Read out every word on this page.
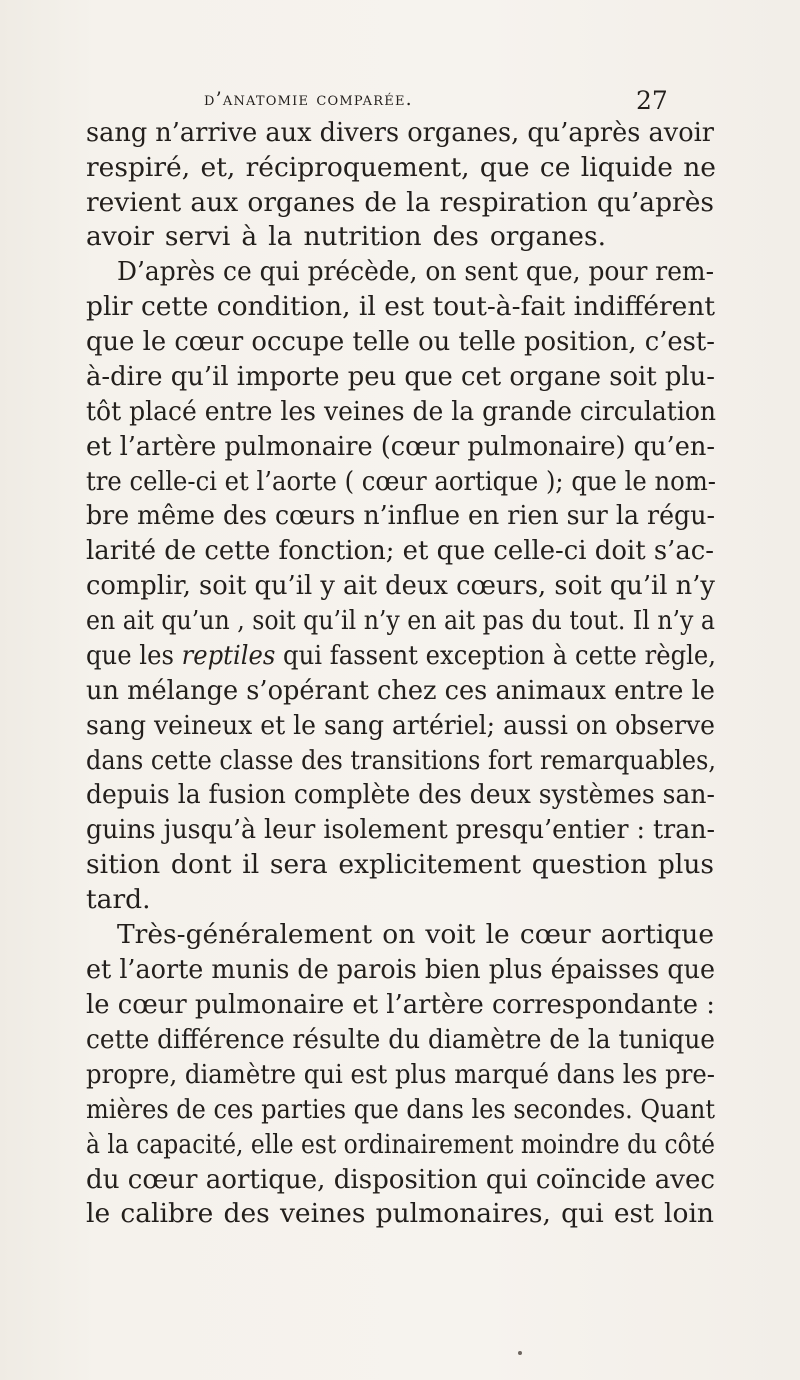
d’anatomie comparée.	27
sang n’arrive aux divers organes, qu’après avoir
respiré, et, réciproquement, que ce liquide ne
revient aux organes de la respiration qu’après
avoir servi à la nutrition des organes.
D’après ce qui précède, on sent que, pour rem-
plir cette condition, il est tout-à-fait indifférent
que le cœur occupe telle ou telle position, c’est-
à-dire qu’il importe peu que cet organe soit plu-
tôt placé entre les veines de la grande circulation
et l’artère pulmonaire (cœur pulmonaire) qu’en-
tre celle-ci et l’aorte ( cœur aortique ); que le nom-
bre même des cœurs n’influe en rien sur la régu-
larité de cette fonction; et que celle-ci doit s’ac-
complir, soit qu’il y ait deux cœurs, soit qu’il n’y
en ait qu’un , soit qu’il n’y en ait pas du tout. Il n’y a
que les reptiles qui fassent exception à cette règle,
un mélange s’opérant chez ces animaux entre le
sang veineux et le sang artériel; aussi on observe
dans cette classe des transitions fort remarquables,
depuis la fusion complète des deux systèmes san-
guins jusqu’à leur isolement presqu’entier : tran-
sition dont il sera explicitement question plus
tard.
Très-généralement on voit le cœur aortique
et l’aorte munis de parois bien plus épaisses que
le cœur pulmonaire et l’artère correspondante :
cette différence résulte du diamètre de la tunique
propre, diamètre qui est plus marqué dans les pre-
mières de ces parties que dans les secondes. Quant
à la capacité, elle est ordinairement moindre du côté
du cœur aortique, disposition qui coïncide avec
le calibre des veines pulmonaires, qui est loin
-------------------------
GOAL »
Leave out the pictures and retype every line above exactly.

THE COMPLETED TASK »
Read out every word on this page.
d’anatomie comparée.	27
sang n’arrive aux divers organes, qu’après avoir
respiré, et, réciproquement, que ce liquide ne
revient aux organes de la respiration qu’après
avoir servi à la nutrition des organes.
D’après ce qui précède, on sent que, pour rem-
plir cette condition, il est tout-à-fait indifférent
que le cœur occupe telle ou telle position, c’est-
à-dire qu’il importe peu que cet organe soit plu-
tôt placé entre les veines de la grande circulation
et l’artère pulmonaire (cœur pulmonaire) qu’en-
tre celle-ci et l’aorte ( cœur aortique ); que le nom-
bre même des cœurs n’influe en rien sur la régu-
larité de cette fonction; et que celle-ci doit s’ac-
complir, soit qu’il y ait deux cœurs, soit qu’il n’y
en ait qu’un , soit qu’il n’y en ait pas du tout. Il n’y a
que les reptiles qui fassent exception à cette règle,
un mélange s’opérant chez ces animaux entre le
sang veineux et le sang artériel; aussi on observe
dans cette classe des transitions fort remarquables,
depuis la fusion complète des deux systèmes san-
guins jusqu’à leur isolement presqu’entier : tran-
sition dont il sera explicitement question plus
tard.
Très-généralement on voit le cœur aortique
et l’aorte munis de parois bien plus épaisses que
le cœur pulmonaire et l’artère correspondante :
cette différence résulte du diamètre de la tunique
propre, diamètre qui est plus marqué dans les pre-
mières de ces parties que dans les secondes. Quant
à la capacité, elle est ordinairement moindre du côté
du cœur aortique, disposition qui coïncide avec
le calibre des veines pulmonaires, qui est loin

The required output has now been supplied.